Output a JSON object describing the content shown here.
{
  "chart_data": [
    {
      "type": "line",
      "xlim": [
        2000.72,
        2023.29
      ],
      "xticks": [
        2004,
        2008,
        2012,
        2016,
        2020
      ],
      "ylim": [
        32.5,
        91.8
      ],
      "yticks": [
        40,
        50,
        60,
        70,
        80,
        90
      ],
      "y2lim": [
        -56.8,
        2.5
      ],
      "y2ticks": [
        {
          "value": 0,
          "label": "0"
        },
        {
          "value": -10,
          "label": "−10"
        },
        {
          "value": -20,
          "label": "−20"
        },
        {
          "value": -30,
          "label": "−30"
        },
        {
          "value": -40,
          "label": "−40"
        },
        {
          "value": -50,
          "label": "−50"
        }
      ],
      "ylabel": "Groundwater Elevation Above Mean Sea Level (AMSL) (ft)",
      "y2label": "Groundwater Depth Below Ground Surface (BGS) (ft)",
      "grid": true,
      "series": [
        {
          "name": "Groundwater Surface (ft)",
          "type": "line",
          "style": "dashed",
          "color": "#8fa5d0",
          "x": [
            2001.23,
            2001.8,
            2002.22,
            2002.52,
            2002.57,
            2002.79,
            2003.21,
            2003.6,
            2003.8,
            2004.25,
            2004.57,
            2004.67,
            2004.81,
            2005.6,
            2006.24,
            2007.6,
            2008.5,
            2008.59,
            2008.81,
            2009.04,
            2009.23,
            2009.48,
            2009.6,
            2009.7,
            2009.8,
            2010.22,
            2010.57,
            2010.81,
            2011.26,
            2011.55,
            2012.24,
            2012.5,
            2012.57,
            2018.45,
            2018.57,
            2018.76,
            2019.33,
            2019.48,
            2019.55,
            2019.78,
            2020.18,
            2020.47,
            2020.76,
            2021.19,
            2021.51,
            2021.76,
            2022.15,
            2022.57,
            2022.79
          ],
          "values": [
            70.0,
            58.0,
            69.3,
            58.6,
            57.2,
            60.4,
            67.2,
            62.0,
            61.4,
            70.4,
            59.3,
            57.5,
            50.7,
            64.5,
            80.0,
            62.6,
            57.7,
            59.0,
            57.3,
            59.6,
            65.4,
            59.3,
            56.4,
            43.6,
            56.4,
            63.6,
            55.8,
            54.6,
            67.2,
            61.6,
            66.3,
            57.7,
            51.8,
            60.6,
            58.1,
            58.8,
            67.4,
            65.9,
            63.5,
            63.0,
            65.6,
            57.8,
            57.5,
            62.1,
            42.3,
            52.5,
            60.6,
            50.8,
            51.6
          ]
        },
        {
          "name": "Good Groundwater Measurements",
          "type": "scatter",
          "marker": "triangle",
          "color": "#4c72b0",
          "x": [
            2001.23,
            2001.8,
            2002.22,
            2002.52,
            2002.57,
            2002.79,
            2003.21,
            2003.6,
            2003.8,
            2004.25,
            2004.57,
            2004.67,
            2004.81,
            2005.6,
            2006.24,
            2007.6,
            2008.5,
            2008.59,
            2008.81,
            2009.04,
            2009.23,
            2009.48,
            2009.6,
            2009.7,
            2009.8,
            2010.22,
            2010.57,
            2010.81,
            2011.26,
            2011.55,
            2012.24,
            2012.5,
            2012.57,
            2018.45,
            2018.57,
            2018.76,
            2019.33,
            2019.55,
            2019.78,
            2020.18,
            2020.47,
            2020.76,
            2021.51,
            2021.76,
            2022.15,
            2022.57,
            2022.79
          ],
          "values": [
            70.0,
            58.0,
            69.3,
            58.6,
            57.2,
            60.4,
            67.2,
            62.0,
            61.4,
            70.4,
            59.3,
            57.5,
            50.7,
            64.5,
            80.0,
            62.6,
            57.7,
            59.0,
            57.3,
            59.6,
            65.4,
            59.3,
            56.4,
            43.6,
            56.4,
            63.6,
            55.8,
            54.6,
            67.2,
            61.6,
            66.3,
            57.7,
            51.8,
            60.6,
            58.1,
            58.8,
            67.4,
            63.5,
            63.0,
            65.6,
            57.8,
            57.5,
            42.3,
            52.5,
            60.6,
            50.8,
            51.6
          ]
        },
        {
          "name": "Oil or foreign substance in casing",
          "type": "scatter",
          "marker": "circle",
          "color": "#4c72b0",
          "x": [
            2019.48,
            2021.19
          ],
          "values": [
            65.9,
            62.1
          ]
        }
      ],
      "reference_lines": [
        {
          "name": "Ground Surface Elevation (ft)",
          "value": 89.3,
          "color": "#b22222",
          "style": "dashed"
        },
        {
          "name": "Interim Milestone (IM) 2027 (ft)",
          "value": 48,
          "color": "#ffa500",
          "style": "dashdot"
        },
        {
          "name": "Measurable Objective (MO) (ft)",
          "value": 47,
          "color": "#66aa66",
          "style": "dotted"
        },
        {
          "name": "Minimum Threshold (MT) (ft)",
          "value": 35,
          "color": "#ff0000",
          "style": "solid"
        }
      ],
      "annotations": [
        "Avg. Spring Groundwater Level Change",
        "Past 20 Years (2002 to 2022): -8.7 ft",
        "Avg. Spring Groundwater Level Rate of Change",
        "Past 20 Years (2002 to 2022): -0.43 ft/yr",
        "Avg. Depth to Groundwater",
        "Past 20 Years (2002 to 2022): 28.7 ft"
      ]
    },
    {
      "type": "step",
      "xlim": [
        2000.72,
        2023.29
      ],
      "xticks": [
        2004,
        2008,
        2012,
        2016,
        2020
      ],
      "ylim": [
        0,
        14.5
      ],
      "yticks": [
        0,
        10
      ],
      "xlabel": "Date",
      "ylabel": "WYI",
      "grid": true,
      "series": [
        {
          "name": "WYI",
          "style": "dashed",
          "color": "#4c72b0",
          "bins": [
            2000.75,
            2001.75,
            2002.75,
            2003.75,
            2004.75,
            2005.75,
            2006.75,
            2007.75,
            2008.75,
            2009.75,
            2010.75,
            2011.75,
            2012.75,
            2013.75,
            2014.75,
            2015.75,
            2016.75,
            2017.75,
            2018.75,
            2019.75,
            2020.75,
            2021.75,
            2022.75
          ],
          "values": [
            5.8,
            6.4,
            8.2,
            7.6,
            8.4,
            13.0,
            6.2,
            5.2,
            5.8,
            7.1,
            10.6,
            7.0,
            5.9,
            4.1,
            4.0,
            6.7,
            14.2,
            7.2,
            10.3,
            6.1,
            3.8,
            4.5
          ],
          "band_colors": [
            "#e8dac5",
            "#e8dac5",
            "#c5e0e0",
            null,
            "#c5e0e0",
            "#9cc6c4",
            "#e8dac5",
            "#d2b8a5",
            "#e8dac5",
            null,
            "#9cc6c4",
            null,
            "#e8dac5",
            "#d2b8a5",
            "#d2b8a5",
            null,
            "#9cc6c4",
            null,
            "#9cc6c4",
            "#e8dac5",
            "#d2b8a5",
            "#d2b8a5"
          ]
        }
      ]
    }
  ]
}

◆ ◆ ◆ ◆

## Exercise goal
Locate the word "Spring" in the data above. Copy every line carrying it.

## Result of this task
        "Avg. Spring Groundwater Level Change",
        "Avg. Spring Groundwater Level Rate of Change",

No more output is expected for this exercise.